### EXCERPTED RECORDS:
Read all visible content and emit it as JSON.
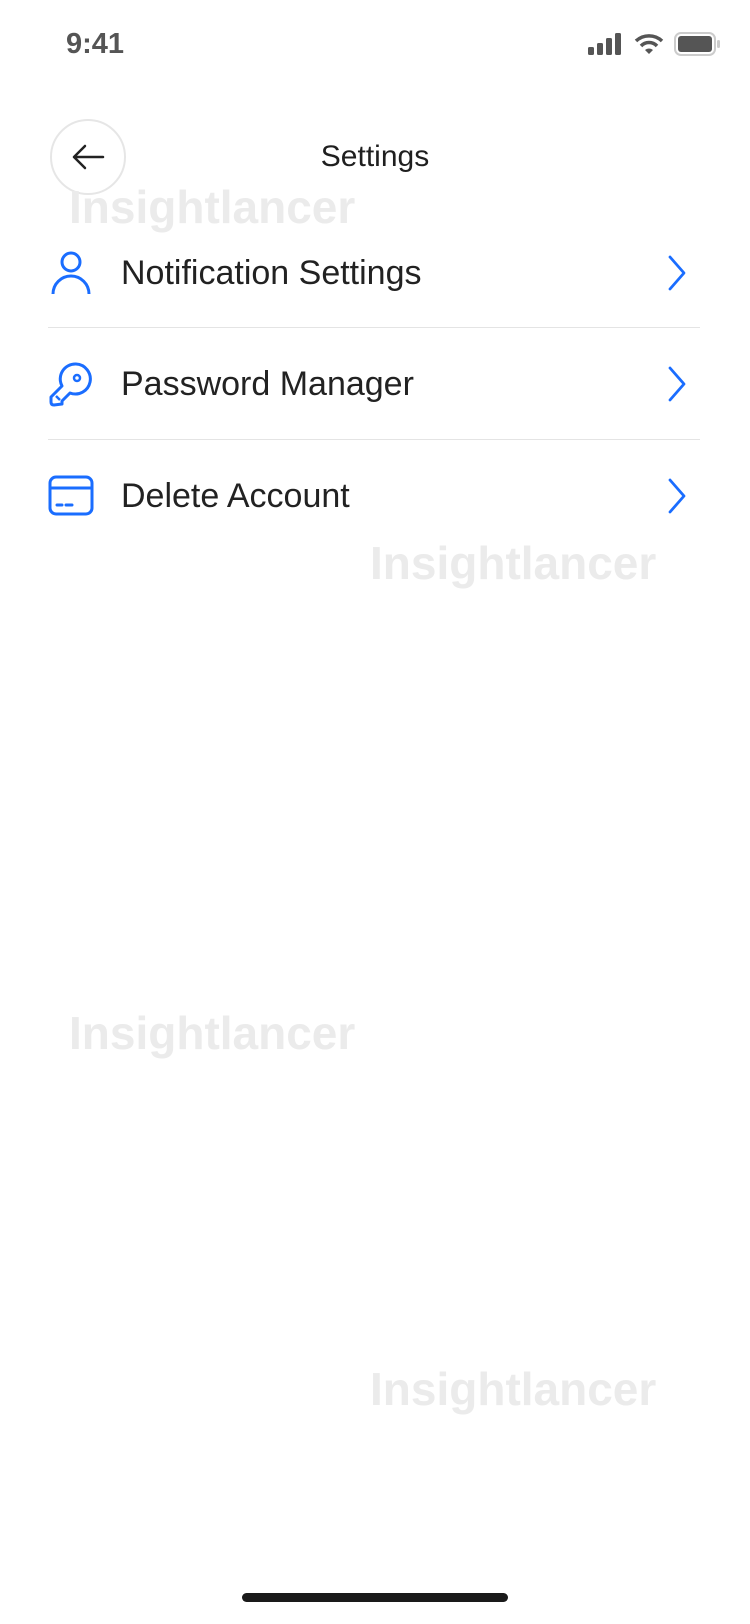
{
  "status_bar": {
    "time": "9:41"
  },
  "header": {
    "title": "Settings",
    "back_icon": "arrow-left-icon"
  },
  "menu": [
    {
      "label": "Notification Settings",
      "icon": "user-icon"
    },
    {
      "label": "Password Manager",
      "icon": "key-icon"
    },
    {
      "label": "Delete Account",
      "icon": "card-icon"
    }
  ],
  "watermark": "Insightlancer",
  "colors": {
    "accent": "#1a6dff",
    "text": "#222222",
    "divider": "#e4e4e4"
  }
}
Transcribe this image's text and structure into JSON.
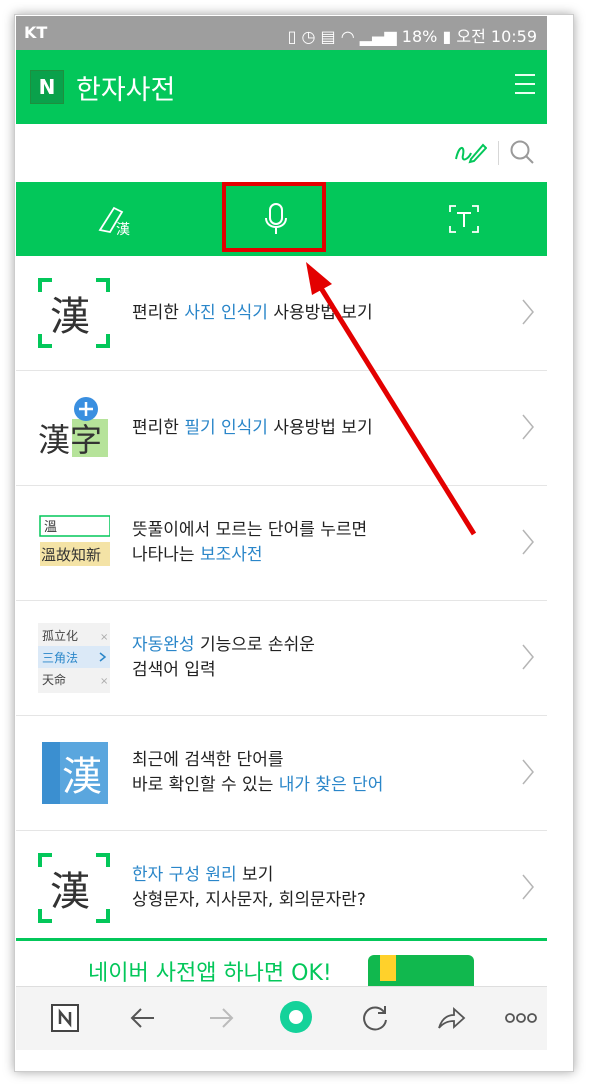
{
  "status": {
    "carrier": "KT",
    "battery": "18%",
    "time": "오전 10:59"
  },
  "header": {
    "logo": "N",
    "title": "한자사전"
  },
  "items": [
    {
      "thumb": "漢",
      "pre": "편리한 ",
      "hl": "사진 인식기",
      "post": " 사용방법 보기"
    },
    {
      "thumb": "漢字",
      "pre": "편리한 ",
      "hl": "필기 인식기",
      "post": " 사용방법 보기"
    },
    {
      "thumb_top": "溫",
      "thumb_bottom": "溫故知新",
      "line1": "뜻풀이에서 모르는 단어를 누르면",
      "line2_pre": "나타나는 ",
      "line2_hl": "보조사전"
    },
    {
      "thumb_rows": [
        "孤立化",
        "三角法",
        "天命"
      ],
      "hl": "자동완성",
      "post": " 기능으로 손쉬운",
      "line2": "검색어 입력"
    },
    {
      "thumb": "漢",
      "line1": "최근에 검색한 단어를",
      "line2_pre": "바로 확인할 수 있는 ",
      "line2_hl": "내가 찾은 단어"
    },
    {
      "thumb": "漢",
      "hl": "한자 구성 원리",
      "post": " 보기",
      "line2": "상형문자, 지사문자, 회의문자란?"
    }
  ],
  "promo": {
    "text": "네이버 사전앱 하나면 OK!"
  },
  "colors": {
    "brand": "#03c75a",
    "highlight": "#2a86c9",
    "annotation": "#e30000"
  }
}
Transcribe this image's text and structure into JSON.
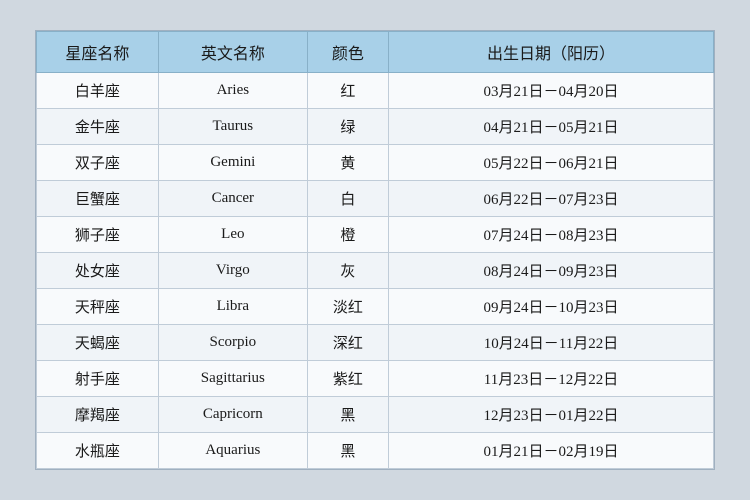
{
  "table": {
    "headers": [
      "星座名称",
      "英文名称",
      "颜色",
      "出生日期（阳历）"
    ],
    "rows": [
      {
        "chinese": "白羊座",
        "english": "Aries",
        "color": "红",
        "date": "03月21日－04月20日"
      },
      {
        "chinese": "金牛座",
        "english": "Taurus",
        "color": "绿",
        "date": "04月21日－05月21日"
      },
      {
        "chinese": "双子座",
        "english": "Gemini",
        "color": "黄",
        "date": "05月22日－06月21日"
      },
      {
        "chinese": "巨蟹座",
        "english": "Cancer",
        "color": "白",
        "date": "06月22日－07月23日"
      },
      {
        "chinese": "狮子座",
        "english": "Leo",
        "color": "橙",
        "date": "07月24日－08月23日"
      },
      {
        "chinese": "处女座",
        "english": "Virgo",
        "color": "灰",
        "date": "08月24日－09月23日"
      },
      {
        "chinese": "天秤座",
        "english": "Libra",
        "color": "淡红",
        "date": "09月24日－10月23日"
      },
      {
        "chinese": "天蝎座",
        "english": "Scorpio",
        "color": "深红",
        "date": "10月24日－11月22日"
      },
      {
        "chinese": "射手座",
        "english": "Sagittarius",
        "color": "紫红",
        "date": "11月23日－12月22日"
      },
      {
        "chinese": "摩羯座",
        "english": "Capricorn",
        "color": "黑",
        "date": "12月23日－01月22日"
      },
      {
        "chinese": "水瓶座",
        "english": "Aquarius",
        "color": "黑",
        "date": "01月21日－02月19日"
      }
    ]
  }
}
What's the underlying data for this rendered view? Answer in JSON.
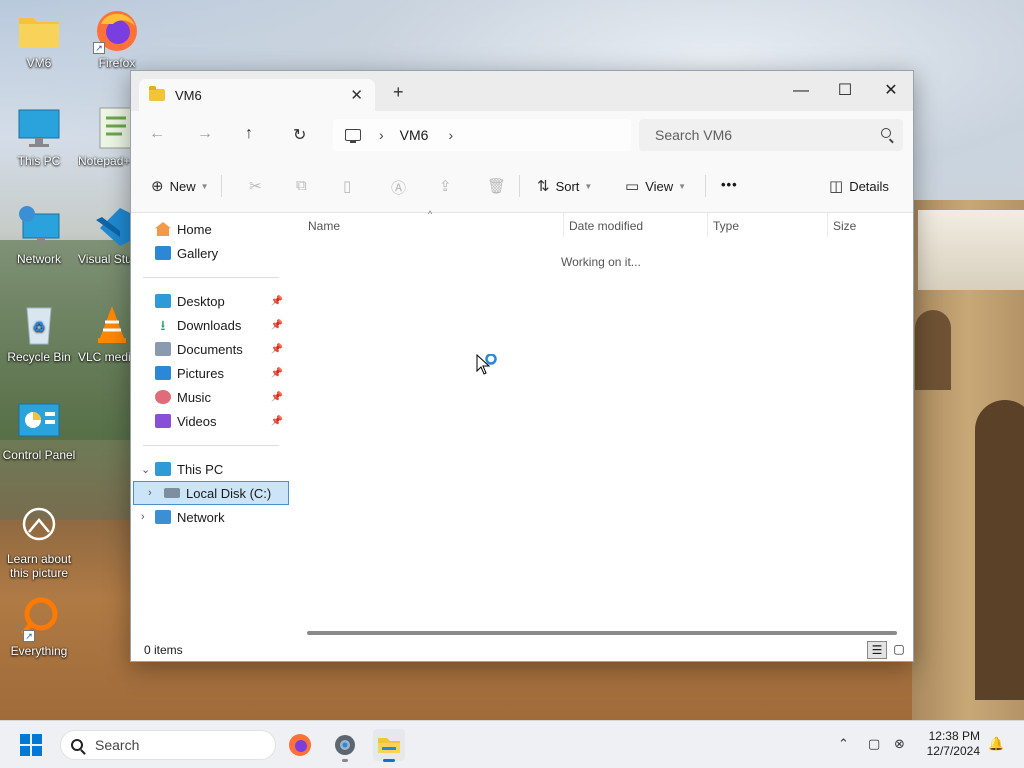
{
  "desktop": {
    "icons": [
      {
        "label": "VM6"
      },
      {
        "label": "Firefox"
      },
      {
        "label": "This PC"
      },
      {
        "label": "Notepad++"
      },
      {
        "label": "Network"
      },
      {
        "label": "Visual Studio Code"
      },
      {
        "label": "Recycle Bin"
      },
      {
        "label": "VLC media player"
      },
      {
        "label": "Control Panel"
      },
      {
        "label": "Learn about this picture"
      },
      {
        "label": "Everything"
      }
    ]
  },
  "window": {
    "tab_title": "VM6",
    "tab_close": "✕",
    "new_tab": "+",
    "controls": {
      "minimize": "—",
      "maximize": "☐",
      "close": "✕"
    },
    "address": {
      "segments": [
        "VM6"
      ]
    },
    "search": {
      "placeholder": "Search VM6"
    },
    "toolbar": {
      "new_label": "New",
      "sort_label": "Sort",
      "view_label": "View",
      "more_label": "•••",
      "details_label": "Details"
    },
    "nav": {
      "home": "Home",
      "gallery": "Gallery",
      "quick": [
        {
          "label": "Desktop"
        },
        {
          "label": "Downloads"
        },
        {
          "label": "Documents"
        },
        {
          "label": "Pictures"
        },
        {
          "label": "Music"
        },
        {
          "label": "Videos"
        }
      ],
      "this_pc": "This PC",
      "local_disk": "Local Disk (C:)",
      "network": "Network"
    },
    "columns": [
      "Name",
      "Date modified",
      "Type",
      "Size"
    ],
    "working_text": "Working on it...",
    "status": {
      "item_count": "0 items"
    }
  },
  "taskbar": {
    "search_placeholder": "Search",
    "time": "12:38 PM",
    "date": "12/7/2024"
  },
  "colors": {
    "accent": "#0078d4",
    "selection": "#cce4f7",
    "folder": "#f3c33a"
  }
}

### WHAT IS REQUIRED:
Copy every line above that includes the string "post".

### EXPECTED ANSWER:
      "post": " 사용방법 보기"
      "post": " 사용방법 보기"
      "post": " 기능으로 손쉬운",
      "post": " 보기",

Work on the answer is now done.